▶ _THE REQUEST_: Count, in the entries below, the lines in which "Infected" occurs. Give the number, nothing more.

[Collected data entries]
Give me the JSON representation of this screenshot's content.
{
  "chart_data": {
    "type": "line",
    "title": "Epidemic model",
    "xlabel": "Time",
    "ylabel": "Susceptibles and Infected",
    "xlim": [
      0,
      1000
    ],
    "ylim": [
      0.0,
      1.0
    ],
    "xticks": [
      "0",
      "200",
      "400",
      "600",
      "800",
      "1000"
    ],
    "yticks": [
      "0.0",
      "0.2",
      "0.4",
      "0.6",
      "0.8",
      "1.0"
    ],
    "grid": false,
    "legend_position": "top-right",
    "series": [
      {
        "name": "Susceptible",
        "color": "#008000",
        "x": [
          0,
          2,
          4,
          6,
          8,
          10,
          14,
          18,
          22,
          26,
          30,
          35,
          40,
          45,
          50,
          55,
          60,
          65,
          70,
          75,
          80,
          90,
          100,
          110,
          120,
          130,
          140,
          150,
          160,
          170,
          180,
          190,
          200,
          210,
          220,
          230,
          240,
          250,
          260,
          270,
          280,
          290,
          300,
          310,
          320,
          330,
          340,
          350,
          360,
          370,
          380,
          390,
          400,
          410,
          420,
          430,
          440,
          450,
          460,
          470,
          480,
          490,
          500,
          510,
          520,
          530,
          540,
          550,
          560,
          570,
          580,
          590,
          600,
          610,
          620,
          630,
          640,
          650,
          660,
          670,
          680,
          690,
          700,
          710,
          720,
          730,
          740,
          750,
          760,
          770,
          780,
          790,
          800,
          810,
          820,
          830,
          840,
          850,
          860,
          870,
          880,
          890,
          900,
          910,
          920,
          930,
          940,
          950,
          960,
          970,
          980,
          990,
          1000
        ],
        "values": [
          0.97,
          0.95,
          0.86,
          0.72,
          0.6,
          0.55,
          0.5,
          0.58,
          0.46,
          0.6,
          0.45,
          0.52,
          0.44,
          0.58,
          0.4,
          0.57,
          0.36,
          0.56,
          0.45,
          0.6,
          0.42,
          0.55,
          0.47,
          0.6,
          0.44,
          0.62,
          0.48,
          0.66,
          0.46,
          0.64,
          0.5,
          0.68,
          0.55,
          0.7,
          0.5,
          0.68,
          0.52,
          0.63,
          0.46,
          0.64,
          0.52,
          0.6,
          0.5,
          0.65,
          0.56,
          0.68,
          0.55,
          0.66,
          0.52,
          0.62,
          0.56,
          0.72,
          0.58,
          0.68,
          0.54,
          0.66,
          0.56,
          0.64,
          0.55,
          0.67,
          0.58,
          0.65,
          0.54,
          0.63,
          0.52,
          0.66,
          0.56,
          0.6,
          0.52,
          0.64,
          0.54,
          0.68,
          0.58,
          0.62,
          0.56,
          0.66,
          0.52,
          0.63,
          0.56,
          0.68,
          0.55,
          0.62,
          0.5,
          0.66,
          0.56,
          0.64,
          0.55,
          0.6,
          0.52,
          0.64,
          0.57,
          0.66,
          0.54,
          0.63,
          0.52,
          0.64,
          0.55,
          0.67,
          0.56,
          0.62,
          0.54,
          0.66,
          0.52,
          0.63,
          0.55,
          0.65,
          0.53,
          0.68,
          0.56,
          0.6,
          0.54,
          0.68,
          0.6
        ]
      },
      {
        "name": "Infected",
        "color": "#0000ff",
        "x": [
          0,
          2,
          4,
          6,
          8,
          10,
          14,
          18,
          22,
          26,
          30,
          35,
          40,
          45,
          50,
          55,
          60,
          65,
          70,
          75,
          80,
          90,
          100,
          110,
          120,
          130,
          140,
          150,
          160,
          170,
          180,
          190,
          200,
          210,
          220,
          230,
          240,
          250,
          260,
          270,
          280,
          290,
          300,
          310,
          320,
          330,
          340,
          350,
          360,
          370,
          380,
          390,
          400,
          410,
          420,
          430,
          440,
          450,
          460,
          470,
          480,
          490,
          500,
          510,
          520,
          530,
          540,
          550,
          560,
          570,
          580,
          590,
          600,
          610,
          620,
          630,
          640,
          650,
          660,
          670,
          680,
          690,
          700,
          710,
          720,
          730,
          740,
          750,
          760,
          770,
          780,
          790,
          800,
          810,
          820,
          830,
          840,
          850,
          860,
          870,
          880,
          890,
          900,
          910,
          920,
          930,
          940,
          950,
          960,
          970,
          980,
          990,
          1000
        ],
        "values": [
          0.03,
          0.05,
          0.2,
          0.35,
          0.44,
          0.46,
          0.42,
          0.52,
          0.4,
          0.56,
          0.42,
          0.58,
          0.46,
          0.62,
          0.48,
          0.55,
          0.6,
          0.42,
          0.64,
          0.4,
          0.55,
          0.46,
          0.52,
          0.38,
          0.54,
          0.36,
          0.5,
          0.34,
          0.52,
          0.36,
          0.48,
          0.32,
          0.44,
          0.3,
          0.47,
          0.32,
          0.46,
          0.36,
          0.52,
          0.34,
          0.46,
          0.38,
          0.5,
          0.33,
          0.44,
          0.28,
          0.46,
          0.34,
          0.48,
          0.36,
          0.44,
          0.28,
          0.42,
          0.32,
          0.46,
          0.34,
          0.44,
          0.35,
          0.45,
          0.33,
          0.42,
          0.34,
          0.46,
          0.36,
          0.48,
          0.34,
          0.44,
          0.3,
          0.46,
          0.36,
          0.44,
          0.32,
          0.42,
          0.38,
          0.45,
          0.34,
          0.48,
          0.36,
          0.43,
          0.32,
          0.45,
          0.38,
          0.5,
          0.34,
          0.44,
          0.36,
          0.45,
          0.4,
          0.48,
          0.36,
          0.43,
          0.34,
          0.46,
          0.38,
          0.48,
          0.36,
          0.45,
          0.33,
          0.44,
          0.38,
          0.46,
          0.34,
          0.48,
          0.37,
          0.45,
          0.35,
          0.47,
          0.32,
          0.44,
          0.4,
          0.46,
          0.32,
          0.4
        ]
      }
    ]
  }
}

▶ _TASK ANSWER_: 2